__Aim__: Write the records below out in full, character for character, with no pictures.

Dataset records
⁂

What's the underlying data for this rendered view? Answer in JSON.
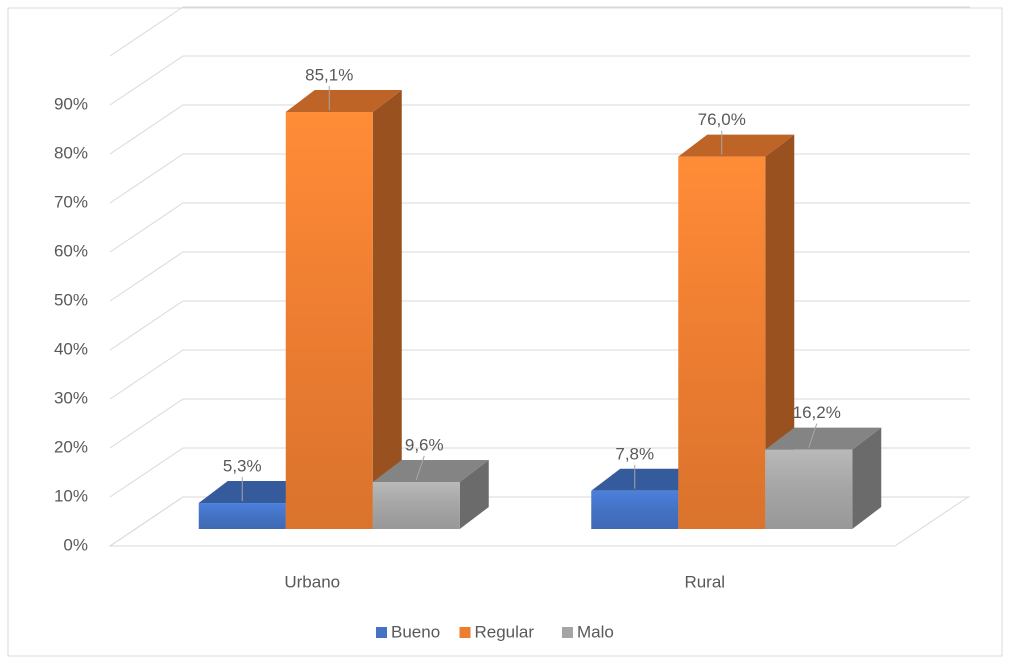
{
  "chart_data": {
    "type": "bar3d",
    "categories": [
      "Urbano",
      "Rural"
    ],
    "series": [
      {
        "name": "Bueno",
        "color": "#4472c4",
        "values": [
          5.3,
          7.8
        ],
        "value_labels": [
          "5,3%",
          "7,8%"
        ]
      },
      {
        "name": "Regular",
        "color": "#ed7d31",
        "values": [
          85.1,
          76.0
        ],
        "value_labels": [
          "85,1%",
          "76,0%"
        ]
      },
      {
        "name": "Malo",
        "color": "#a5a5a5",
        "values": [
          9.6,
          16.2
        ],
        "value_labels": [
          "9,6%",
          "16,2%"
        ]
      }
    ],
    "ylim": [
      0,
      100
    ],
    "yticks": [
      {
        "value": 0,
        "label": "0%"
      },
      {
        "value": 10,
        "label": "10%"
      },
      {
        "value": 20,
        "label": "20%"
      },
      {
        "value": 30,
        "label": "30%"
      },
      {
        "value": 40,
        "label": "40%"
      },
      {
        "value": 50,
        "label": "50%"
      },
      {
        "value": 60,
        "label": "60%"
      },
      {
        "value": 70,
        "label": "70%"
      },
      {
        "value": 80,
        "label": "80%"
      },
      {
        "value": 90,
        "label": "90%"
      }
    ],
    "grid": true,
    "legend": "bottom"
  }
}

⁂

__Complete response__:
What's the underlying data for this rendered view? Answer in JSON.
{
  "chart_data": {
    "type": "bar3d",
    "categories": [
      "Urbano",
      "Rural"
    ],
    "series": [
      {
        "name": "Bueno",
        "color": "#4472c4",
        "values": [
          5.3,
          7.8
        ],
        "value_labels": [
          "5,3%",
          "7,8%"
        ]
      },
      {
        "name": "Regular",
        "color": "#ed7d31",
        "values": [
          85.1,
          76.0
        ],
        "value_labels": [
          "85,1%",
          "76,0%"
        ]
      },
      {
        "name": "Malo",
        "color": "#a5a5a5",
        "values": [
          9.6,
          16.2
        ],
        "value_labels": [
          "9,6%",
          "16,2%"
        ]
      }
    ],
    "ylim": [
      0,
      100
    ],
    "yticks": [
      {
        "value": 0,
        "label": "0%"
      },
      {
        "value": 10,
        "label": "10%"
      },
      {
        "value": 20,
        "label": "20%"
      },
      {
        "value": 30,
        "label": "30%"
      },
      {
        "value": 40,
        "label": "40%"
      },
      {
        "value": 50,
        "label": "50%"
      },
      {
        "value": 60,
        "label": "60%"
      },
      {
        "value": 70,
        "label": "70%"
      },
      {
        "value": 80,
        "label": "80%"
      },
      {
        "value": 90,
        "label": "90%"
      }
    ],
    "grid": true,
    "legend": "bottom"
  }
}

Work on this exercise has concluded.